WHAT THE TASK REQUIRES — Each entry below must be repeated word for word.

DATA PROVIDED —

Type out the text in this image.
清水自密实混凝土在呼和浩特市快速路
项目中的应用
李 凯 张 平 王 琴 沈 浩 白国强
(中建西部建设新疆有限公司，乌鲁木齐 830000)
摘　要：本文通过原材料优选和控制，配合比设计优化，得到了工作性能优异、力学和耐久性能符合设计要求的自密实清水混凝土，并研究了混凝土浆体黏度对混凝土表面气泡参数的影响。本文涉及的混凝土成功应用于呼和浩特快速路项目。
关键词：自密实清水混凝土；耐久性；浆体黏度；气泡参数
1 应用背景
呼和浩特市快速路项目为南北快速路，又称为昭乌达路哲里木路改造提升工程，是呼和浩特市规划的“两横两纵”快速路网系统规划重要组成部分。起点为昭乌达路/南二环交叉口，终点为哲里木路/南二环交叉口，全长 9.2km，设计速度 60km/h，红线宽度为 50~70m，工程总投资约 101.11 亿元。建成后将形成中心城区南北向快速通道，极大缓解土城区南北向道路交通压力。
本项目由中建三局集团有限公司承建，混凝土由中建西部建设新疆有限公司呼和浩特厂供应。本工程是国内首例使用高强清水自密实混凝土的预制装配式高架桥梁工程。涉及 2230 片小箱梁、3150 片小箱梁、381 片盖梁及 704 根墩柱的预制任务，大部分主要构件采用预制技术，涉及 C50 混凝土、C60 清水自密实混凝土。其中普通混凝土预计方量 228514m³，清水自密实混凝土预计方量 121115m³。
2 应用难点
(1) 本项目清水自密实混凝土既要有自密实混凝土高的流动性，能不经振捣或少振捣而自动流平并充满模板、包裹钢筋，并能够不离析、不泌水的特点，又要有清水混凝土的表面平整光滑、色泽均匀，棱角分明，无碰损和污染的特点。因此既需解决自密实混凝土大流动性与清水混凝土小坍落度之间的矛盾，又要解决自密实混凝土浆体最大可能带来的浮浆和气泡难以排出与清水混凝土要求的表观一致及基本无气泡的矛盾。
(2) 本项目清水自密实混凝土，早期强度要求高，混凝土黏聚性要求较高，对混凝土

REPLY TO THE TASK —
Type out the text in this image.
清水自密实混凝土在呼和浩特市快速路
项目中的应用
李 凯 张 平 王 琴 沈 浩 白国强
(中建西部建设新疆有限公司，乌鲁木齐 830000)
摘　要：本文通过原材料优选和控制，配合比设计优化，得到了工作性能优异、力学和耐久性能符合设计要求的自密实清水混凝土，并研究了混凝土浆体黏度对混凝土表面气泡参数的影响。本文涉及的混凝土成功应用于呼和浩特快速路项目。
关键词：自密实清水混凝土；耐久性；浆体黏度；气泡参数
1 应用背景
呼和浩特市快速路项目为南北快速路，又称为昭乌达路哲里木路改造提升工程，是呼和浩特市规划的“两横两纵”快速路网系统规划重要组成部分。起点为昭乌达路/南二环交叉口，终点为哲里木路/南二环交叉口，全长 9.2km，设计速度 60km/h，红线宽度为 50~70m，工程总投资约 101.11 亿元。建成后将形成中心城区南北向快速通道，极大缓解土城区南北向道路交通压力。
本项目由中建三局集团有限公司承建，混凝土由中建西部建设新疆有限公司呼和浩特厂供应。本工程是国内首例使用高强清水自密实混凝土的预制装配式高架桥梁工程。涉及 2230 片小箱梁、3150 片小箱梁、381 片盖梁及 704 根墩柱的预制任务，大部分主要构件采用预制技术，涉及 C50 混凝土、C60 清水自密实混凝土。其中普通混凝土预计方量 228514m³，清水自密实混凝土预计方量 121115m³。
2 应用难点
(1) 本项目清水自密实混凝土既要有自密实混凝土高的流动性，能不经振捣或少振捣而自动流平并充满模板、包裹钢筋，并能够不离析、不泌水的特点，又要有清水混凝土的表面平整光滑、色泽均匀，棱角分明，无碰损和污染的特点。因此既需解决自密实混凝土大流动性与清水混凝土小坍落度之间的矛盾，又要解决自密实混凝土浆体最大可能带来的浮浆和气泡难以排出与清水混凝土要求的表观一致及基本无气泡的矛盾。
(2) 本项目清水自密实混凝土，早期强度要求高，混凝土黏聚性要求较高，对混凝土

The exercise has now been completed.